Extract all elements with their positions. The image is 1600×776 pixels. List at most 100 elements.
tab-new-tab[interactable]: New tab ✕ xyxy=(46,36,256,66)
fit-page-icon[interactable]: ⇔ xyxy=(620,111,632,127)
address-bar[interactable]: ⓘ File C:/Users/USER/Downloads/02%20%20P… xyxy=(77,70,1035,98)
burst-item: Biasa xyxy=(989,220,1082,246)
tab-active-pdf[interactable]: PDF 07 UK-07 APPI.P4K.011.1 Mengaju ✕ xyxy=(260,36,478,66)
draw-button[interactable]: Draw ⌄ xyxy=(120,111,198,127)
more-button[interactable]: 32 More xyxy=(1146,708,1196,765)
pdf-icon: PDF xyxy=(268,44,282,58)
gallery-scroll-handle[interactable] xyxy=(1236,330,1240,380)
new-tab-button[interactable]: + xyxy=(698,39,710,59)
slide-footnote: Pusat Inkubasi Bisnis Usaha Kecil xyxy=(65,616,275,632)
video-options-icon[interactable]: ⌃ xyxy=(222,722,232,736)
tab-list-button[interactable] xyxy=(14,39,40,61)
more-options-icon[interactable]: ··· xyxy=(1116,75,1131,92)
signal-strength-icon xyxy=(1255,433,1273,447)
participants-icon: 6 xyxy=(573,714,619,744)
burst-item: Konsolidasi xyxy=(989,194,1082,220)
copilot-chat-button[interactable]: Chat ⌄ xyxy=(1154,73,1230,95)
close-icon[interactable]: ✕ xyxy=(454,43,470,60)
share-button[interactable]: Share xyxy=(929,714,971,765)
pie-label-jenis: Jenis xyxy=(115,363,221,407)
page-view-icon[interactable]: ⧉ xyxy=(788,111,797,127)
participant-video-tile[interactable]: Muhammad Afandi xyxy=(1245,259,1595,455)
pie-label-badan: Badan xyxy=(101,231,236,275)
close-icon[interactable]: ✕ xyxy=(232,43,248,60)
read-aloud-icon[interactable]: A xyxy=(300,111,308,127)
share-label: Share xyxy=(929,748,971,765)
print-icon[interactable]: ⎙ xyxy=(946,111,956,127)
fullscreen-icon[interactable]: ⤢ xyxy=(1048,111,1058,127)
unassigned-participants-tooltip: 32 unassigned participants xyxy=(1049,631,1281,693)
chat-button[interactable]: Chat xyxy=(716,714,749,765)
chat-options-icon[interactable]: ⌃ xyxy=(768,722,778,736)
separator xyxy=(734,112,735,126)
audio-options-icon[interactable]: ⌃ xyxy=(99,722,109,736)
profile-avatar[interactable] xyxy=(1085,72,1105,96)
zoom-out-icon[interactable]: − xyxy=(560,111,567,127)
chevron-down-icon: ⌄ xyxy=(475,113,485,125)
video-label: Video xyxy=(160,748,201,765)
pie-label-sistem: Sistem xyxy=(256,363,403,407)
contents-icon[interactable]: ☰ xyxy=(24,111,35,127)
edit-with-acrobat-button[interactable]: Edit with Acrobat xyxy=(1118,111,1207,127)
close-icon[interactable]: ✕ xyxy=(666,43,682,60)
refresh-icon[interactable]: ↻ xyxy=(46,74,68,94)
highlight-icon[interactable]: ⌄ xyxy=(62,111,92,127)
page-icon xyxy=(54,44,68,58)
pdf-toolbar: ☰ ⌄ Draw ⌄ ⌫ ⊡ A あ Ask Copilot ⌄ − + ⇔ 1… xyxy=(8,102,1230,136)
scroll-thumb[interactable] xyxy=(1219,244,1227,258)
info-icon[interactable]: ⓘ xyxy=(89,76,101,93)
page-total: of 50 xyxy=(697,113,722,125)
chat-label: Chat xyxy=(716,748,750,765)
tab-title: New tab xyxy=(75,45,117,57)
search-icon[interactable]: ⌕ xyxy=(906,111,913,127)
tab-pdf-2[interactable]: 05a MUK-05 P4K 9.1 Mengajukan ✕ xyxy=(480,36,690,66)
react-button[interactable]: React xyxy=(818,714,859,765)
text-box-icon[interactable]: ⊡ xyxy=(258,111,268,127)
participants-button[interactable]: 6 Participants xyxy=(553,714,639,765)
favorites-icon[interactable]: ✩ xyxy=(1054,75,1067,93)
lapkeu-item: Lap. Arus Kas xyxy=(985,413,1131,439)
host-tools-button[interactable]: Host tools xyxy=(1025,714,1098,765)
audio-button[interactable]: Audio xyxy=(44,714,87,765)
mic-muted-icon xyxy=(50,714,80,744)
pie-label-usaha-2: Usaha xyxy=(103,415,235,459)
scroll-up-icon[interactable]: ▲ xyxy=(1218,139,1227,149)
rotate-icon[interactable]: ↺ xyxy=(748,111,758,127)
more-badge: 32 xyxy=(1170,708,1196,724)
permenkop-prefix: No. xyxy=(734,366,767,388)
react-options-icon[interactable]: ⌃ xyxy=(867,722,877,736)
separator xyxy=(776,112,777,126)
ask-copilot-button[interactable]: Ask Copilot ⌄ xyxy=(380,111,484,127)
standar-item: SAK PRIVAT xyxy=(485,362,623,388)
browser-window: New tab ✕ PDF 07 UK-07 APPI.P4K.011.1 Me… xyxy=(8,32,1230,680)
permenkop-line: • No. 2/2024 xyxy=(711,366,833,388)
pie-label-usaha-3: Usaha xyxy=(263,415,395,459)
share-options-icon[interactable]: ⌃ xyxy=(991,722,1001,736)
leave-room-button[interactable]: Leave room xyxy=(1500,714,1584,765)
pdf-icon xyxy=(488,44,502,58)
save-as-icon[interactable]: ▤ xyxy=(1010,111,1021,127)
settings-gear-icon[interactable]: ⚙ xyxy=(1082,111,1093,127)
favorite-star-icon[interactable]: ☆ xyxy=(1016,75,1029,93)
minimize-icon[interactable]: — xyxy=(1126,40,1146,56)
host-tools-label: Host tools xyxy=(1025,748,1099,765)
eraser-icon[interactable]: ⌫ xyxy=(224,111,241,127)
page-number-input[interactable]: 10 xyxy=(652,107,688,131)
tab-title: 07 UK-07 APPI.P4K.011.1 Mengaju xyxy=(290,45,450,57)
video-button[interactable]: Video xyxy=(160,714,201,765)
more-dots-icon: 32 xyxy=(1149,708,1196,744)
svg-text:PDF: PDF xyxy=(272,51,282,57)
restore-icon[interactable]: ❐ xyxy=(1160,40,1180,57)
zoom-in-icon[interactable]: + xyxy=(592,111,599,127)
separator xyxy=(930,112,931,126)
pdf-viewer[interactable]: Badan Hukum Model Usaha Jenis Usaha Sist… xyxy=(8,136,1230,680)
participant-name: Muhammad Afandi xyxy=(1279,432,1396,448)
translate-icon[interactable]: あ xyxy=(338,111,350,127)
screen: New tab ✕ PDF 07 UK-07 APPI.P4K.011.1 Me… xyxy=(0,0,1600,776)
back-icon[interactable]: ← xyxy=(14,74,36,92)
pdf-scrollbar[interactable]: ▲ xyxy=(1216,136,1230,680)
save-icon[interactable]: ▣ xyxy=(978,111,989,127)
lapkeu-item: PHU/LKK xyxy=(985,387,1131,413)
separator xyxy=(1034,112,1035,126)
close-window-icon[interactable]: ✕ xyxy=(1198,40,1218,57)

..............................

Please convert the records, from the first line through the line containing "signal-strength-icon xyxy=(1255,433,1273,447)", into a Markdown table with the columns Row and Entry, omitting blank lines.

| Row | Entry |
|---|---|
| 1 | Extract all elements with their positions. The image is 1600×776 pixels. List at most 100 elements. |
| 2 | tab-new-tab[interactable]: New tab ✕ xyxy=(46,36,256,66) |
| 3 | fit-page-icon[interactable]: ⇔ xyxy=(620,111,632,127) |
| 4 | address-bar[interactable]: ⓘ File C:/Users/USER/Downloads/02%20%20P… xyxy=(77,70,1035,98) |
| 5 | burst-item: Biasa xyxy=(989,220,1082,246) |
| 6 | tab-active-pdf[interactable]: PDF 07 UK-07 APPI.P4K.011.1 Mengaju ✕ xyxy=(260,36,478,66) |
| 7 | draw-button[interactable]: Draw ⌄ xyxy=(120,111,198,127) |
| 8 | more-button[interactable]: 32 More xyxy=(1146,708,1196,765) |
| 9 | pdf-icon: PDF xyxy=(268,44,282,58) |
| 10 | gallery-scroll-handle[interactable] xyxy=(1236,330,1240,380) |
| 11 | new-tab-button[interactable]: + xyxy=(698,39,710,59) |
| 12 | slide-footnote: Pusat Inkubasi Bisnis Usaha Kecil xyxy=(65,616,275,632) |
| 13 | video-options-icon[interactable]: ⌃ xyxy=(222,722,232,736) |
| 14 | tab-list-button[interactable] xyxy=(14,39,40,61) |
| 15 | more-options-icon[interactable]: ··· xyxy=(1116,75,1131,92) |
| 16 | signal-strength-icon xyxy=(1255,433,1273,447) |